[BEGIN]

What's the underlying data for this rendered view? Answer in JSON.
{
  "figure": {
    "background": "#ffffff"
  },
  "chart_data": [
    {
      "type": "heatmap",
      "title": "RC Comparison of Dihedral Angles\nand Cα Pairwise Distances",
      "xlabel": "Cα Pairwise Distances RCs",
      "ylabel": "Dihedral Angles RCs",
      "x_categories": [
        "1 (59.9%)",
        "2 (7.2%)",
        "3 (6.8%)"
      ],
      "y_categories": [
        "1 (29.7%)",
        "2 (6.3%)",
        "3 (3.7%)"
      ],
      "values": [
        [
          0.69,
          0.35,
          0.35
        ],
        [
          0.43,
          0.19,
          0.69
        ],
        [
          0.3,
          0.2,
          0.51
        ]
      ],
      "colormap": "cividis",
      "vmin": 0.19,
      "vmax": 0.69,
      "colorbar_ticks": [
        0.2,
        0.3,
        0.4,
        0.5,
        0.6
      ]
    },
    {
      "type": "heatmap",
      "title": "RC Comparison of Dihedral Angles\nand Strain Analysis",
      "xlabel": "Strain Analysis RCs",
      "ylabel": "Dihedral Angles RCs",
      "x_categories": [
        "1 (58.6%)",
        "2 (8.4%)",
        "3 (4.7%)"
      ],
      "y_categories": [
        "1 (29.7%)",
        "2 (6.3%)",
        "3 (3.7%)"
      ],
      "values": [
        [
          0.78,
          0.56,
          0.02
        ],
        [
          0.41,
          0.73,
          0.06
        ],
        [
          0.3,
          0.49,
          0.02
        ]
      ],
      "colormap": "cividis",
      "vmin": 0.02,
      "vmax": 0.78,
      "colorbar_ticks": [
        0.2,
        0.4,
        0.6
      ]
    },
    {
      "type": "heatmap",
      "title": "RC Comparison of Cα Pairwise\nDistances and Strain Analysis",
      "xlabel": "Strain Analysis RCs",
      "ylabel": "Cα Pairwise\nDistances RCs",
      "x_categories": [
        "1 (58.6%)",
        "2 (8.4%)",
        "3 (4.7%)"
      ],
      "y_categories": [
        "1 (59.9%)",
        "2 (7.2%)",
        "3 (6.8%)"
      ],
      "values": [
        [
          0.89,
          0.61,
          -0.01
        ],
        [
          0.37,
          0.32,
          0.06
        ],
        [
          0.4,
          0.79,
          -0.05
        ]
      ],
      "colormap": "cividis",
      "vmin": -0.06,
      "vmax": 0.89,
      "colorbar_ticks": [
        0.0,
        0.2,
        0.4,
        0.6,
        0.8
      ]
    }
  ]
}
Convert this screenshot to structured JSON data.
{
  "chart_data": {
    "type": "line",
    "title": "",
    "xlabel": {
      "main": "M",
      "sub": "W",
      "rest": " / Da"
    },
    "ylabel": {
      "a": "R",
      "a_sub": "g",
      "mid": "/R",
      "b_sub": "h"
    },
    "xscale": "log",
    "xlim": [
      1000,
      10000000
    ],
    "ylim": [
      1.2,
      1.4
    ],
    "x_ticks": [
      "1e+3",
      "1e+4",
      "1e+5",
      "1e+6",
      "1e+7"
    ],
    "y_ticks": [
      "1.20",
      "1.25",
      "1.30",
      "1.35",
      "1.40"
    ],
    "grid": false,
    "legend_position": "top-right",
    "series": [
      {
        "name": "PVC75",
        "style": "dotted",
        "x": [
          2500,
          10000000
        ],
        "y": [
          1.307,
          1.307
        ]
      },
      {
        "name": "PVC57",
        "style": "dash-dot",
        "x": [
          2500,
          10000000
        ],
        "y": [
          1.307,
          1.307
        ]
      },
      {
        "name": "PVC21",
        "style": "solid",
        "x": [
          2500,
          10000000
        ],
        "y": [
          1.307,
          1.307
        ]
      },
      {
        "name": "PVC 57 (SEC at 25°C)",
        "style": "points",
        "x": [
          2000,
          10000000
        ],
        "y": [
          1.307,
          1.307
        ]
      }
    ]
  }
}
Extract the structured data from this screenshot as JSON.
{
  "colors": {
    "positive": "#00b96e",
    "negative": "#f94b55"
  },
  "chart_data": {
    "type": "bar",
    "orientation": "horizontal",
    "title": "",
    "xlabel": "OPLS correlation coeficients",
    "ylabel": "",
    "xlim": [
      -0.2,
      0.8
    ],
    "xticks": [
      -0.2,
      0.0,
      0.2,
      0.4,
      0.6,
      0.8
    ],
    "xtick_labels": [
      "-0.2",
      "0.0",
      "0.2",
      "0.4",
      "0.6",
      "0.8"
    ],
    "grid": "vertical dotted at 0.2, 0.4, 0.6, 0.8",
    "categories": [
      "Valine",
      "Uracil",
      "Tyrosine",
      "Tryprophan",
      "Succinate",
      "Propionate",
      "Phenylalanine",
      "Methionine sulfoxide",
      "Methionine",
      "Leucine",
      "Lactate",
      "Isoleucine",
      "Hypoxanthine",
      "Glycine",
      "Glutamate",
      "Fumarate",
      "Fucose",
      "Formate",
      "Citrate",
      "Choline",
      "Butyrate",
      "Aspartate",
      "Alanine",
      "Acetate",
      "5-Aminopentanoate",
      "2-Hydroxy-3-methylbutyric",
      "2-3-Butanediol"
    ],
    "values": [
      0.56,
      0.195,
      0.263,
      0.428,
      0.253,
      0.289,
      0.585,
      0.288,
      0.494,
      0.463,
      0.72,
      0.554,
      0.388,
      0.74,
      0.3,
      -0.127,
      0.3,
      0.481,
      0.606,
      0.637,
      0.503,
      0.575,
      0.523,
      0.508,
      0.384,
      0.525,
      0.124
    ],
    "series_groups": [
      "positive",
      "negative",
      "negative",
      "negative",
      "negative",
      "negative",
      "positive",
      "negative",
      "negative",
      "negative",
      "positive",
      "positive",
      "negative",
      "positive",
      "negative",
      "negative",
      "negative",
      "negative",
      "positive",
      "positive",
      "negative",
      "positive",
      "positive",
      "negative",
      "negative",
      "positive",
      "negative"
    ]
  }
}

[END]

In the listing above, find each line with the word "style" and copy it.

        "style": "dotted",
        "style": "dash-dot",
        "style": "solid",
        "style": "points",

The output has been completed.